*** ENTRIES SHOWN ***
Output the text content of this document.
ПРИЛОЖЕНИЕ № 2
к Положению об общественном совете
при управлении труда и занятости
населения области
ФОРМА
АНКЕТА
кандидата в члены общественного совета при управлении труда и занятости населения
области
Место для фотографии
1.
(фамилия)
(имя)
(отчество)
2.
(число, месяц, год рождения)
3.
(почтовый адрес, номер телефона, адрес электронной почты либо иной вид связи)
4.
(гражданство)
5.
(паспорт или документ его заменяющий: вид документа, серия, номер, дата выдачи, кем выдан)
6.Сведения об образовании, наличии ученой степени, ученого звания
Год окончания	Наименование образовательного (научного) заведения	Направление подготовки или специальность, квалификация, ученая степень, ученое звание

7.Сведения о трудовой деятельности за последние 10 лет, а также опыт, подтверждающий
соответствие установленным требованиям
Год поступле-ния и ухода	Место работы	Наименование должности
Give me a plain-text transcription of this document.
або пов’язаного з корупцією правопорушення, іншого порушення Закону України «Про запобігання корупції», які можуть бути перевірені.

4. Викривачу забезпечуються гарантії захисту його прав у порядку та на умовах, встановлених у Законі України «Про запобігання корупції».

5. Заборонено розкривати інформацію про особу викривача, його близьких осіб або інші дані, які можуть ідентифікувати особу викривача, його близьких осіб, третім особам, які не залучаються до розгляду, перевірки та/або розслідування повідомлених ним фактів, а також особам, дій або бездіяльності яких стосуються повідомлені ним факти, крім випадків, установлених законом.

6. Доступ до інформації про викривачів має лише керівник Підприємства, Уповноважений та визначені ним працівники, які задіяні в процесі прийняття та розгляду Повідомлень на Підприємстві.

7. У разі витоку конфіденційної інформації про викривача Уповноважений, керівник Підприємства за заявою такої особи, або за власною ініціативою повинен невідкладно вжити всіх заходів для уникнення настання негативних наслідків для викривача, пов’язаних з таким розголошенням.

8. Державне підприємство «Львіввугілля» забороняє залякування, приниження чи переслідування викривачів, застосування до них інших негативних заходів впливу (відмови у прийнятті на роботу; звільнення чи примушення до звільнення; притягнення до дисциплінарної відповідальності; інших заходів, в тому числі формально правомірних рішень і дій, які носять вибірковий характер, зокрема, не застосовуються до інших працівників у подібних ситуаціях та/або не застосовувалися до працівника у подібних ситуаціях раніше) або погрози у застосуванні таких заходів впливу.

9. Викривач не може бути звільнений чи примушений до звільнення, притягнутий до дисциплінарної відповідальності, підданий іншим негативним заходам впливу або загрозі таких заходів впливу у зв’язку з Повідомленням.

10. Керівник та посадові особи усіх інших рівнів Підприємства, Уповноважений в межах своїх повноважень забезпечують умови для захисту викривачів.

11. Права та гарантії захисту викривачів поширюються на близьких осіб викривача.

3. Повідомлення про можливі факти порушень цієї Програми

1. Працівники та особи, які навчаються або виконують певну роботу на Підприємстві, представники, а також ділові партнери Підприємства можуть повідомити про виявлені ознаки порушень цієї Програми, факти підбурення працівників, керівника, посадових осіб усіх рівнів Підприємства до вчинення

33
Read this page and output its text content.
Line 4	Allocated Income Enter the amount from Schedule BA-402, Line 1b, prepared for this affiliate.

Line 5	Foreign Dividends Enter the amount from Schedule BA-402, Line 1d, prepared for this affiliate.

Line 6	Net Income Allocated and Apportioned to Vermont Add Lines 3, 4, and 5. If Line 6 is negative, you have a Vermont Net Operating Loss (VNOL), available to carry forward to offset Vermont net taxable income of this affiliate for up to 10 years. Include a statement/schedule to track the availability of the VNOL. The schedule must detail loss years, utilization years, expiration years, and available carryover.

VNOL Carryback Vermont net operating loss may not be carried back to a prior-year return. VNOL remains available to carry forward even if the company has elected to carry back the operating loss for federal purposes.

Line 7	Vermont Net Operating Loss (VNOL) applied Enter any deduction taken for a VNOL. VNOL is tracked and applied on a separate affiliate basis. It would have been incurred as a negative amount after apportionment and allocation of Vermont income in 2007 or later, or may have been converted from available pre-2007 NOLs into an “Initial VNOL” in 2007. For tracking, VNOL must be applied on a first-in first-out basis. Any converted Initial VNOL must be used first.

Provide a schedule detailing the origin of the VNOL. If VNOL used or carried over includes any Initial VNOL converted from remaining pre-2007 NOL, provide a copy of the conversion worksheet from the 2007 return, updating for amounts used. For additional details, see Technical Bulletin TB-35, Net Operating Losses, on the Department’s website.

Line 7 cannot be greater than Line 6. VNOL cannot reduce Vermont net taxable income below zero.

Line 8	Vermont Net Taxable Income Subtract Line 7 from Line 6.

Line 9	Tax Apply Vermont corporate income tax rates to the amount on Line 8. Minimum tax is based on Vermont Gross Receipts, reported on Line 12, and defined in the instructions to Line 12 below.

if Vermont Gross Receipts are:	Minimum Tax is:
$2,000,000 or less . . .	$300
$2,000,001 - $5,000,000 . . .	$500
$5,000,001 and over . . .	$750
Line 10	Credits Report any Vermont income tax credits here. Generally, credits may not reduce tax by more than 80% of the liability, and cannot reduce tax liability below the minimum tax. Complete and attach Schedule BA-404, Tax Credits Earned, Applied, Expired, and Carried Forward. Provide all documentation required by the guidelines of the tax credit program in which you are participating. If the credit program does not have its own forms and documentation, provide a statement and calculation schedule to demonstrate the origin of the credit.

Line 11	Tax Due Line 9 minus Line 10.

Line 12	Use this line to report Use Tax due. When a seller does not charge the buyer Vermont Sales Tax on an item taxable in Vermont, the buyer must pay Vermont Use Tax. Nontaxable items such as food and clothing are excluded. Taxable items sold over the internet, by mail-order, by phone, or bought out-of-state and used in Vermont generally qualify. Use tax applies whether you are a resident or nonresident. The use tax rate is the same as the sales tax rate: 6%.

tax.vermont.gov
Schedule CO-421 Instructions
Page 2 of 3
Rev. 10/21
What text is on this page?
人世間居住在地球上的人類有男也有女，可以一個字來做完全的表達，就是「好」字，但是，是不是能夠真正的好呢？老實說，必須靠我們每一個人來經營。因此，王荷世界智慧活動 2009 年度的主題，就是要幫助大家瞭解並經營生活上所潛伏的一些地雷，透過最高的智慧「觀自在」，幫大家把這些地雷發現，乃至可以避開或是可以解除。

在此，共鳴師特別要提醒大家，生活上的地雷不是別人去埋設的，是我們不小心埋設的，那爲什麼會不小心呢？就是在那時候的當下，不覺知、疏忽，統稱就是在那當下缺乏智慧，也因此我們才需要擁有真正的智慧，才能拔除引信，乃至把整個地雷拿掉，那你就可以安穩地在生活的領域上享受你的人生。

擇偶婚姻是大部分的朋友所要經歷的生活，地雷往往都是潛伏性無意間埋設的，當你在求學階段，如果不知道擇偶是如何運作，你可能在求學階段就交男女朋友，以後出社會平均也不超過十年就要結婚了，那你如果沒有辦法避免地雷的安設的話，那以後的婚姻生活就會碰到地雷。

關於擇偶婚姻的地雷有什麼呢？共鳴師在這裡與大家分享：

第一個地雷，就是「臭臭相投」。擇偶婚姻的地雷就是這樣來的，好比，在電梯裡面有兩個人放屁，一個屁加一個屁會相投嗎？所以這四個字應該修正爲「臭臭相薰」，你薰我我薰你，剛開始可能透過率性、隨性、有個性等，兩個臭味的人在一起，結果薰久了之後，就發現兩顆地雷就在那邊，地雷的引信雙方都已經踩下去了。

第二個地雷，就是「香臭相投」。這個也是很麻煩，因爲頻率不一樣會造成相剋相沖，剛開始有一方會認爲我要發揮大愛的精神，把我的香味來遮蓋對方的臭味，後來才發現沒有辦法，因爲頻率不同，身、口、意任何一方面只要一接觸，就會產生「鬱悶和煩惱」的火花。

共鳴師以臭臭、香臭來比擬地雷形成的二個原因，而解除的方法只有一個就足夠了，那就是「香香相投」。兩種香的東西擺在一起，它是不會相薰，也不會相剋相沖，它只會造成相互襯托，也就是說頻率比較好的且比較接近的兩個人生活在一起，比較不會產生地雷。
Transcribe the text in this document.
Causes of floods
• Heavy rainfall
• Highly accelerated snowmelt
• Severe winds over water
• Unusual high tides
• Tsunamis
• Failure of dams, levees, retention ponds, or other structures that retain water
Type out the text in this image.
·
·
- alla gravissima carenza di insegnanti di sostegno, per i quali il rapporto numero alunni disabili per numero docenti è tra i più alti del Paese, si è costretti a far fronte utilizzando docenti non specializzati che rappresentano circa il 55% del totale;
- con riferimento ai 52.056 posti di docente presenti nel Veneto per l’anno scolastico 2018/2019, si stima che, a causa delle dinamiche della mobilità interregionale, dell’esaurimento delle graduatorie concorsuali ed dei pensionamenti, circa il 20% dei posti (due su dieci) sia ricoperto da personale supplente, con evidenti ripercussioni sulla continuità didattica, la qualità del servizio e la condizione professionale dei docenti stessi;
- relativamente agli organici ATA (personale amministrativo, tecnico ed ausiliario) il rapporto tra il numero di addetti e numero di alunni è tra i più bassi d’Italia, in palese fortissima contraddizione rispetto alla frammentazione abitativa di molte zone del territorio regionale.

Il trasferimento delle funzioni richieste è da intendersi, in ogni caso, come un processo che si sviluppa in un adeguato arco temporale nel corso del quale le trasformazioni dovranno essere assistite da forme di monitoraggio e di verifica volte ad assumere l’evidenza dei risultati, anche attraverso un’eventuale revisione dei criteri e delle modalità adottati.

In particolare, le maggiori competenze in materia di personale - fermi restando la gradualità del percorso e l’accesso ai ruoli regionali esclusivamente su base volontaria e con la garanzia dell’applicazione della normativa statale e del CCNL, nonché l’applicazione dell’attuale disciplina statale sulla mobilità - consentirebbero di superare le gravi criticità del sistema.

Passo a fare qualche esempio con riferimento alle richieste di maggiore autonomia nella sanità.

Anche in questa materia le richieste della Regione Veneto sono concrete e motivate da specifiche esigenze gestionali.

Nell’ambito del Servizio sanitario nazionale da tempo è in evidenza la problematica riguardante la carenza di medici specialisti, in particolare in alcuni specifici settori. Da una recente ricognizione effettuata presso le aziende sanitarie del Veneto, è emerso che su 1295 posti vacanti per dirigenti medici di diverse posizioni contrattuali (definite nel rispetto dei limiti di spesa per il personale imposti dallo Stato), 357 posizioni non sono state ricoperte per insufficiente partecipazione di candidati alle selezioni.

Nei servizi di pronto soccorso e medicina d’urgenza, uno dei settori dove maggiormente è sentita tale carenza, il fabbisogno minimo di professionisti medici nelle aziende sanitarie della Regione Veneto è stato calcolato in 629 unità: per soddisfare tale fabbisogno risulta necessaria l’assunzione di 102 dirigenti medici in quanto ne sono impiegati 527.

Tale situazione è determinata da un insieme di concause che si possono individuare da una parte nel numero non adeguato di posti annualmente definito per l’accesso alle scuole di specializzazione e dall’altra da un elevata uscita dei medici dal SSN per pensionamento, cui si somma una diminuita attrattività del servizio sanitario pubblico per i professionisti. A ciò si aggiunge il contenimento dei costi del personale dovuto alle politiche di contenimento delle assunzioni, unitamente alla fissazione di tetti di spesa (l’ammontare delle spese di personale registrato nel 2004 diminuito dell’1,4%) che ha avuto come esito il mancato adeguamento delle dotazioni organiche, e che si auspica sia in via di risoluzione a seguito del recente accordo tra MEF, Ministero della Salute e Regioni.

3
***
What is the number of lines above that contain the string "below"? Answer with the number alone.

§ **THE ANSWER**:
3